Copy each line of the entries that contains the word "Submitted".

··········

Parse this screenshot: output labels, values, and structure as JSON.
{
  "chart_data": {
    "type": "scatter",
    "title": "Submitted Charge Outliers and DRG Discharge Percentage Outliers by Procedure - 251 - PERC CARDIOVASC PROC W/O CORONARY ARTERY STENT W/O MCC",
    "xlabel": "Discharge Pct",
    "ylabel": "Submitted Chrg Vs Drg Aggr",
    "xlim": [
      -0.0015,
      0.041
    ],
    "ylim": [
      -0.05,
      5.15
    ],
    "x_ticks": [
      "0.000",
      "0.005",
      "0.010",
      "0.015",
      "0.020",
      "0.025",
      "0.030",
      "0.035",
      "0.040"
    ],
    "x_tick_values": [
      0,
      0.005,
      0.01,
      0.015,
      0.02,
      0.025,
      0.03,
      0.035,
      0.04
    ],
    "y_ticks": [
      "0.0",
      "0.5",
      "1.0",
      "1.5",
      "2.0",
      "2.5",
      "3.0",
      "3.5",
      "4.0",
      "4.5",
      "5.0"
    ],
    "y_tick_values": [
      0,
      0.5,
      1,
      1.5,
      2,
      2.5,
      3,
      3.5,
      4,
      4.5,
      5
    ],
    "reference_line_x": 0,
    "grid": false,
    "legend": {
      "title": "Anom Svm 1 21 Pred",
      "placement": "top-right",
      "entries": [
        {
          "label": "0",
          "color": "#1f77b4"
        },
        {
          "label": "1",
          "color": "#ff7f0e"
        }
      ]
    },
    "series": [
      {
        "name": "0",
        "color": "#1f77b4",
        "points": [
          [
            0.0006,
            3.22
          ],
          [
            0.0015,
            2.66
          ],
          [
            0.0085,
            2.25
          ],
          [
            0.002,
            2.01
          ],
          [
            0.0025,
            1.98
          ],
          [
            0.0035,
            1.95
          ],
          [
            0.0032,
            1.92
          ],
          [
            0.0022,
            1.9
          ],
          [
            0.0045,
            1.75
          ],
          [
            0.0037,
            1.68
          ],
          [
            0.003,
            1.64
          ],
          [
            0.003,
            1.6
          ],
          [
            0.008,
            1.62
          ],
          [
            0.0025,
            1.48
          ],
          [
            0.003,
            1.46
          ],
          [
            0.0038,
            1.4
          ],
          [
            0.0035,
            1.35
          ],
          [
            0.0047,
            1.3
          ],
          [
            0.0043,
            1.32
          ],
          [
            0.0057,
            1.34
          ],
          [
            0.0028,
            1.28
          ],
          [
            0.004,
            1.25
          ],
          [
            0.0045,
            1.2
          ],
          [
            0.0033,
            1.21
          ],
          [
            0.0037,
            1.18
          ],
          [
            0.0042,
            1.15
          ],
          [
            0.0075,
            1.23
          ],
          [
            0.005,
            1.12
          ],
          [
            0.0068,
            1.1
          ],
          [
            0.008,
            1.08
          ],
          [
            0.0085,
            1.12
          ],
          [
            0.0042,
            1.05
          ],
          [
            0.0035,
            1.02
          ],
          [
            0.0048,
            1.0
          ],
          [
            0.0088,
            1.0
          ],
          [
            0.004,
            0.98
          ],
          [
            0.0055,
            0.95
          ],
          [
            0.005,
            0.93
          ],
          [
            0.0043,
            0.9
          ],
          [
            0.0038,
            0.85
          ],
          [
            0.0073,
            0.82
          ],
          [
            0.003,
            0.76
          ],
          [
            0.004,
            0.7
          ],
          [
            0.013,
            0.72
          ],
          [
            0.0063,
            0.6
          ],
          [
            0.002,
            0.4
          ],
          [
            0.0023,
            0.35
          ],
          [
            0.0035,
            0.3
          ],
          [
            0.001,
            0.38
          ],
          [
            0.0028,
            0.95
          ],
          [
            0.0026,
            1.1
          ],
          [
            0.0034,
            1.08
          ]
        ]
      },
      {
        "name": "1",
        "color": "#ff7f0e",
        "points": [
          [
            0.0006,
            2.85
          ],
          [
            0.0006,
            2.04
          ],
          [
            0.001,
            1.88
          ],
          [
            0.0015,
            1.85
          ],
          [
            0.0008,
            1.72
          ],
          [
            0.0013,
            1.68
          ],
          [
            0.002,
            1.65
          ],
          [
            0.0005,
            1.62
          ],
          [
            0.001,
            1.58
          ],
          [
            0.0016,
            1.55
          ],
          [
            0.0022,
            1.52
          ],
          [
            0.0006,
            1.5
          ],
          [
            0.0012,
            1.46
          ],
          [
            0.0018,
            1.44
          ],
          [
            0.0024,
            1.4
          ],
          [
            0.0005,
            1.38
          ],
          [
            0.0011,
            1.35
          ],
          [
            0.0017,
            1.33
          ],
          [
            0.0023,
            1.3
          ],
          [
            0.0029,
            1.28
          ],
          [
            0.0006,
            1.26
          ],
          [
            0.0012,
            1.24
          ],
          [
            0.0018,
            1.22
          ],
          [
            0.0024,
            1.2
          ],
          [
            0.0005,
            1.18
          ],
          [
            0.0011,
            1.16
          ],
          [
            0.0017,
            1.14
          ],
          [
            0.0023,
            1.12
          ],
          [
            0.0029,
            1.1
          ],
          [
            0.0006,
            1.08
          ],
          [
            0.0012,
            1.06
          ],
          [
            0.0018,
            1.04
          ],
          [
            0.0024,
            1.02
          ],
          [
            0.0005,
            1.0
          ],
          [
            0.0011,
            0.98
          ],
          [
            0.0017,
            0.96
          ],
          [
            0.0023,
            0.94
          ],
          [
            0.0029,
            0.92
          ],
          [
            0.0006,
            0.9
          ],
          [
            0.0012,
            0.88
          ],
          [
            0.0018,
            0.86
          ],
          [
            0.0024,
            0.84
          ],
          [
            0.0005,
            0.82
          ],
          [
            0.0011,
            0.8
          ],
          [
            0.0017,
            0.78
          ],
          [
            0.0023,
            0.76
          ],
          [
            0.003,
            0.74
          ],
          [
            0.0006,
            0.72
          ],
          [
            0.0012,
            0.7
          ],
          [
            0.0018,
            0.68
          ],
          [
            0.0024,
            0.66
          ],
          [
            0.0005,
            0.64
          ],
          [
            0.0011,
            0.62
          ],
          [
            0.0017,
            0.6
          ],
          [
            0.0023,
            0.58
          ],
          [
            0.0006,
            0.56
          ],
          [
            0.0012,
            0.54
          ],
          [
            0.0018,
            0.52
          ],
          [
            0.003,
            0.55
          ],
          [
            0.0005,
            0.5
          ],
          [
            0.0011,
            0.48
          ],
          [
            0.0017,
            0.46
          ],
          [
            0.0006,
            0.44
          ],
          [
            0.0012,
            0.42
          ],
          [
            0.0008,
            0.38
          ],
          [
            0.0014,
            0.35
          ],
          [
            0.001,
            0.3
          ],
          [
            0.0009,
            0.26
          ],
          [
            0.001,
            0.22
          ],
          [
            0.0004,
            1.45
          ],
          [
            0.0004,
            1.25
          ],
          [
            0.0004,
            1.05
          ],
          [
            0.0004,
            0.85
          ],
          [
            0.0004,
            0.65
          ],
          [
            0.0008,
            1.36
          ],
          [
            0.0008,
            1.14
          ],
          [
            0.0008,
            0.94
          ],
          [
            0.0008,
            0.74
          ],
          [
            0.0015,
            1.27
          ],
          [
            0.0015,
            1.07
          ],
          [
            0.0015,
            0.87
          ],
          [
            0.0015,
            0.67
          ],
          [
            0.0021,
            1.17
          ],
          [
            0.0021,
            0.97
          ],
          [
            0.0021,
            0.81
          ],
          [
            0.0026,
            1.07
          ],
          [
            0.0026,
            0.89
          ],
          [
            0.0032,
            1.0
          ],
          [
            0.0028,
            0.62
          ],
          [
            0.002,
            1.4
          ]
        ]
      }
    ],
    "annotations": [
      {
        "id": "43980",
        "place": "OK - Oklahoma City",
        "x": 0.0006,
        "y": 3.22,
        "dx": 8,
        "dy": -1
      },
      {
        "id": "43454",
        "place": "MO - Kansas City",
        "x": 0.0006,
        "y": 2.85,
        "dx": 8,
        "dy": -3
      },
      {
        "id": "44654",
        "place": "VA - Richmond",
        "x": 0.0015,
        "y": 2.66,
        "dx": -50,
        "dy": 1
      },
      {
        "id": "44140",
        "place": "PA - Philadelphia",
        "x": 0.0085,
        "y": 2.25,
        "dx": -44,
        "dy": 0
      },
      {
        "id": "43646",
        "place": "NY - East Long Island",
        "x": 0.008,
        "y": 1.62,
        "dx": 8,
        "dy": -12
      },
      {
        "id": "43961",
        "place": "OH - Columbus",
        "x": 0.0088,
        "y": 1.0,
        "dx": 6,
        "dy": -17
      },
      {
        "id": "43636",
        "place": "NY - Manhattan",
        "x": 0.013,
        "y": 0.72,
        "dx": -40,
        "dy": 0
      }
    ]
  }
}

··········

(RESULT BELOW):
    "title": "Submitted Charge Outliers and DRG Discharge Percentage Outliers by Procedure - 251 - PERC CARDIOVASC PROC W/O CORONARY ARTERY STENT W/O MCC",
    "ylabel": "Submitted Chrg Vs Drg Aggr",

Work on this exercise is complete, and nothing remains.